*Data extract*

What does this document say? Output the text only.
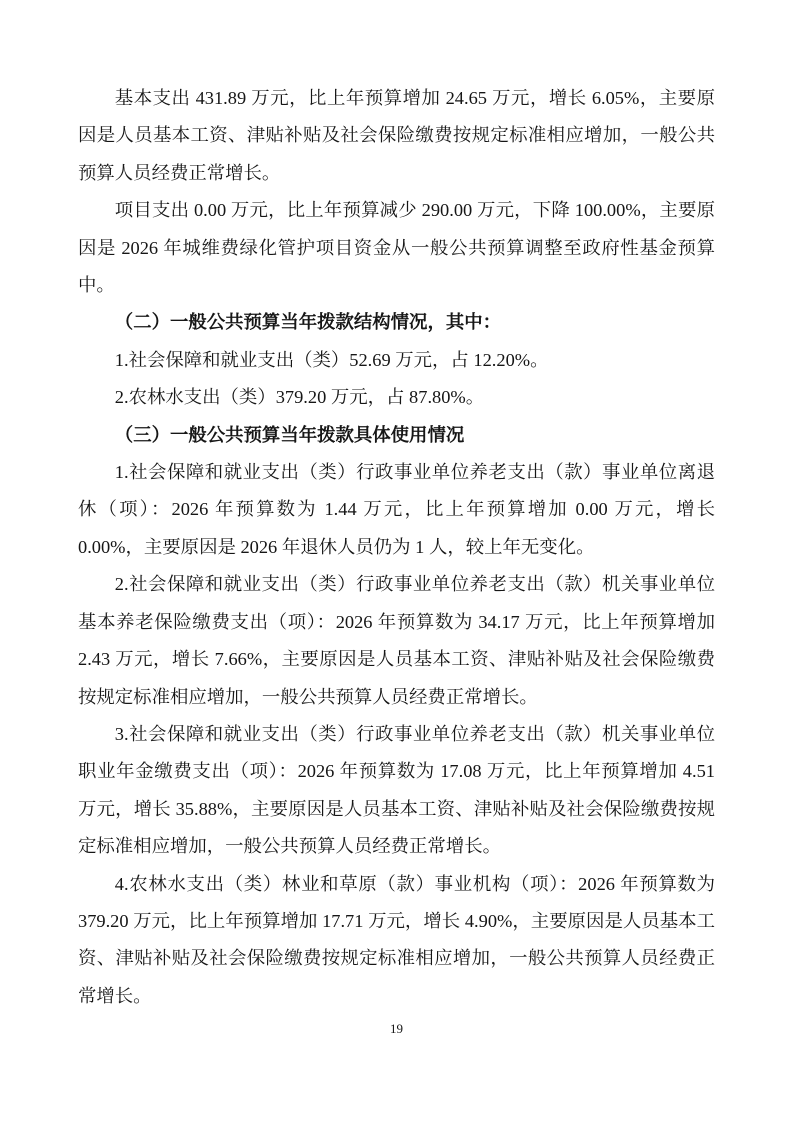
基本支出 431.89 万元，比上年预算增加 24.65 万元，增长 6.05%，主要原因是人员基本工资、津贴补贴及社会保险缴费按规定标准相应增加，一般公共预算人员经费正常增长。

项目支出 0.00 万元，比上年预算减少 290.00 万元，下降 100.00%，主要原因是 2026 年城维费绿化管护项目资金从一般公共预算调整至政府性基金预算中。

（二）一般公共预算当年拨款结构情况，其中：

1.社会保障和就业支出（类）52.69 万元，占 12.20%。

2.农林水支出（类）379.20 万元，占 87.80%。

（三）一般公共预算当年拨款具体使用情况

1.社会保障和就业支出（类）行政事业单位养老支出（款）事业单位离退休（项）：2026 年预算数为 1.44 万元，比上年预算增加 0.00 万元，增长 0.00%，主要原因是 2026 年退休人员仍为 1 人，较上年无变化。

2.社会保障和就业支出（类）行政事业单位养老支出（款）机关事业单位基本养老保险缴费支出（项）：2026 年预算数为 34.17 万元，比上年预算增加 2.43 万元，增长 7.66%，主要原因是人员基本工资、津贴补贴及社会保险缴费按规定标准相应增加，一般公共预算人员经费正常增长。

3.社会保障和就业支出（类）行政事业单位养老支出（款）机关事业单位职业年金缴费支出（项）：2026 年预算数为 17.08 万元，比上年预算增加 4.51 万元，增长 35.88%，主要原因是人员基本工资、津贴补贴及社会保险缴费按规定标准相应增加，一般公共预算人员经费正常增长。

4.农林水支出（类）林业和草原（款）事业机构（项）：2026 年预算数为 379.20 万元，比上年预算增加 17.71 万元，增长 4.90%，主要原因是人员基本工资、津贴补贴及社会保险缴费按规定标准相应增加，一般公共预算人员经费正常增长。

19
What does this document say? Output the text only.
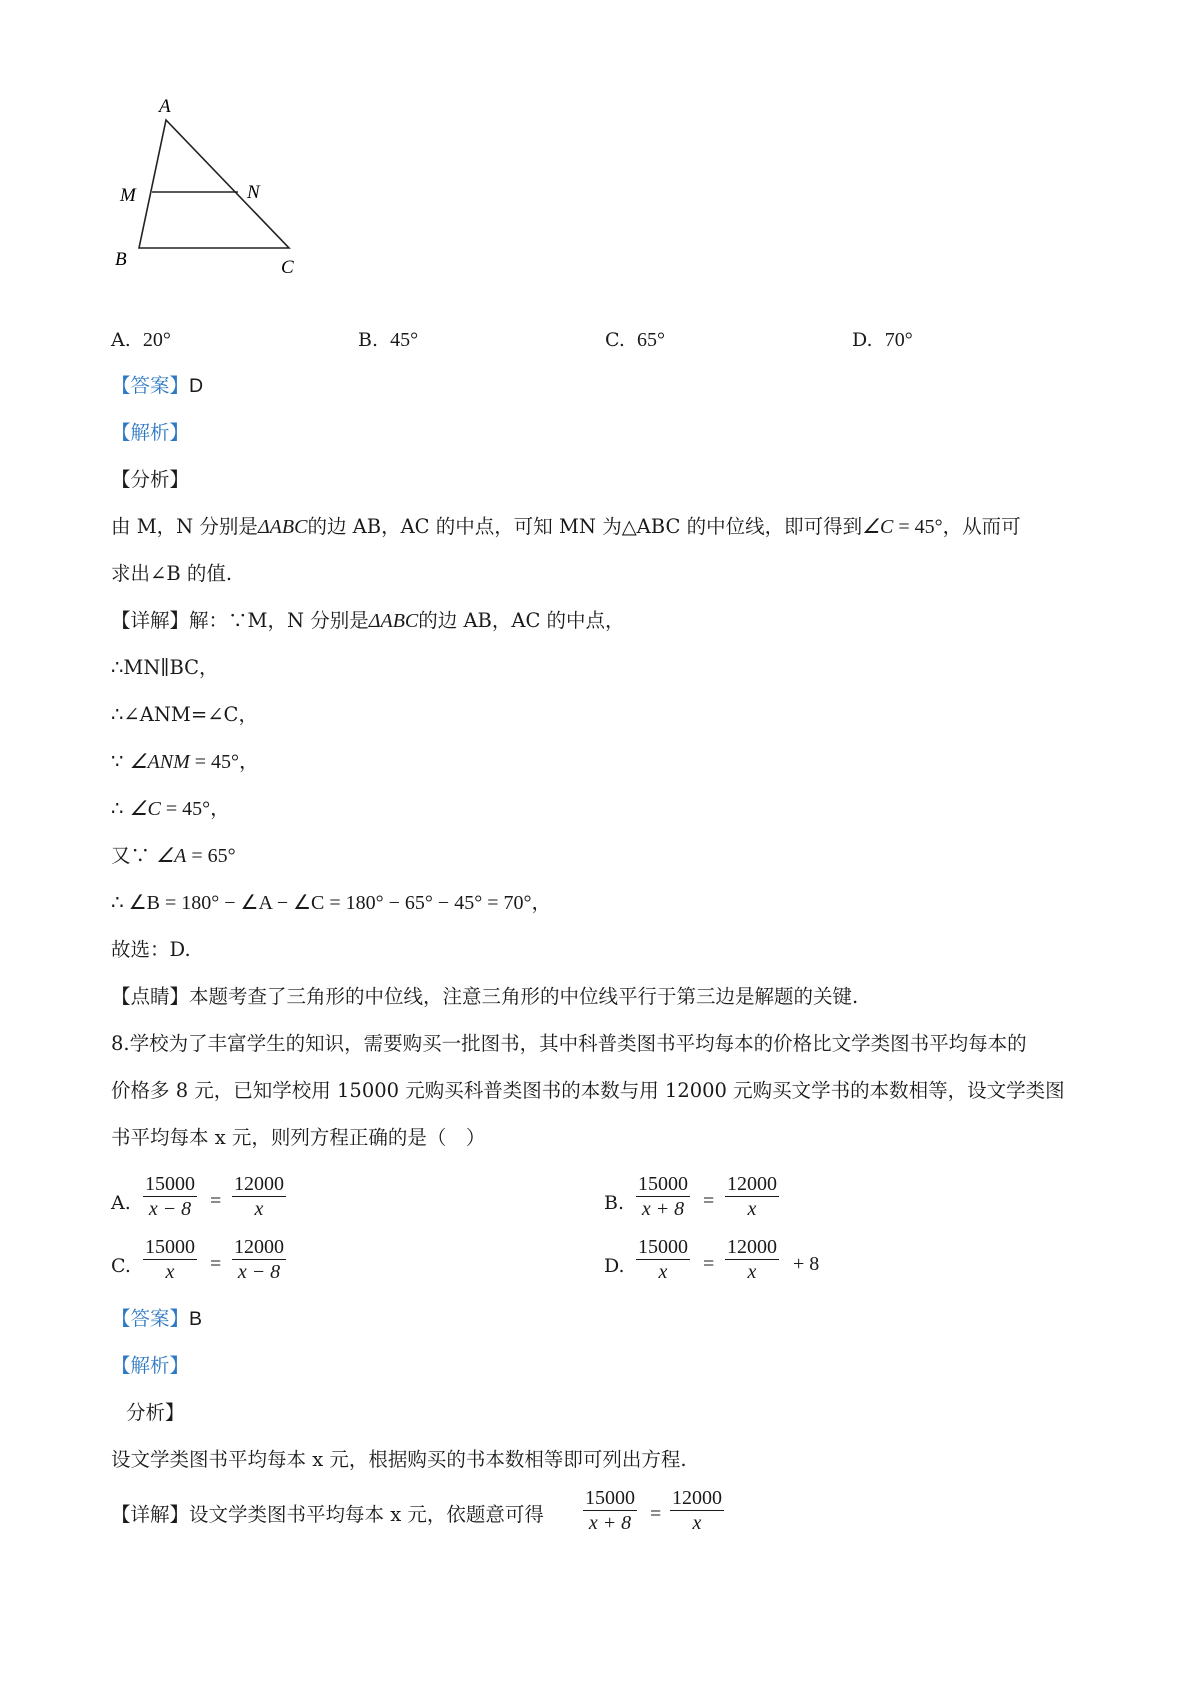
A
M	N
B	C
A. 20°	B. 45°	C. 65°	D. 70°
【答案】D
【解析】
【分析】
由 M，N 分别是ΔABC的边 AB，AC 的中点，可知 MN 为△ABC 的中位线，即可得到∠C = 45°，从而可
求出∠B 的值.
【详解】解：∵M，N 分别是ΔABC的边 AB，AC 的中点，
∴MN∥BC，
∴∠ANM=∠C，
∵ ∠ANM = 45°，
∴ ∠C = 45°，
又∵ ∠A = 65°
∴ ∠B = 180° − ∠A − ∠C = 180° − 65° − 45° = 70°，
故选：D.
【点睛】本题考查了三角形的中位线，注意三角形的中位线平行于第三边是解题的关键.
8.学校为了丰富学生的知识，需要购买一批图书，其中科普类图书平均每本的价格比文学类图书平均每本的
价格多 8 元，已知学校用 15000 元购买科普类图书的本数与用 12000 元购买文学书的本数相等，设文学类图
书平均每本 x 元，则列方程正确的是（　）
A. $\frac{15000}{x - 8} = \frac{12000}{x}$	B. $\frac{15000}{x + 8} = \frac{12000}{x}$
C. $\frac{15000}{x} = \frac{12000}{x - 8}$	D. $\frac{15000}{x} = \frac{12000}{x} + 8$
【答案】B
【解析】
分析】
设文学类图书平均每本 x 元，根据购买的书本数相等即可列出方程.
【详解】设文学类图书平均每本 x 元，依题意可得 $\frac{15000}{x + 8} = \frac{12000}{x}$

*Exercise details*
Say the number of lines in the listing that hold "一般公共预算人员经费正常增长", with no added words.

*Solution*
4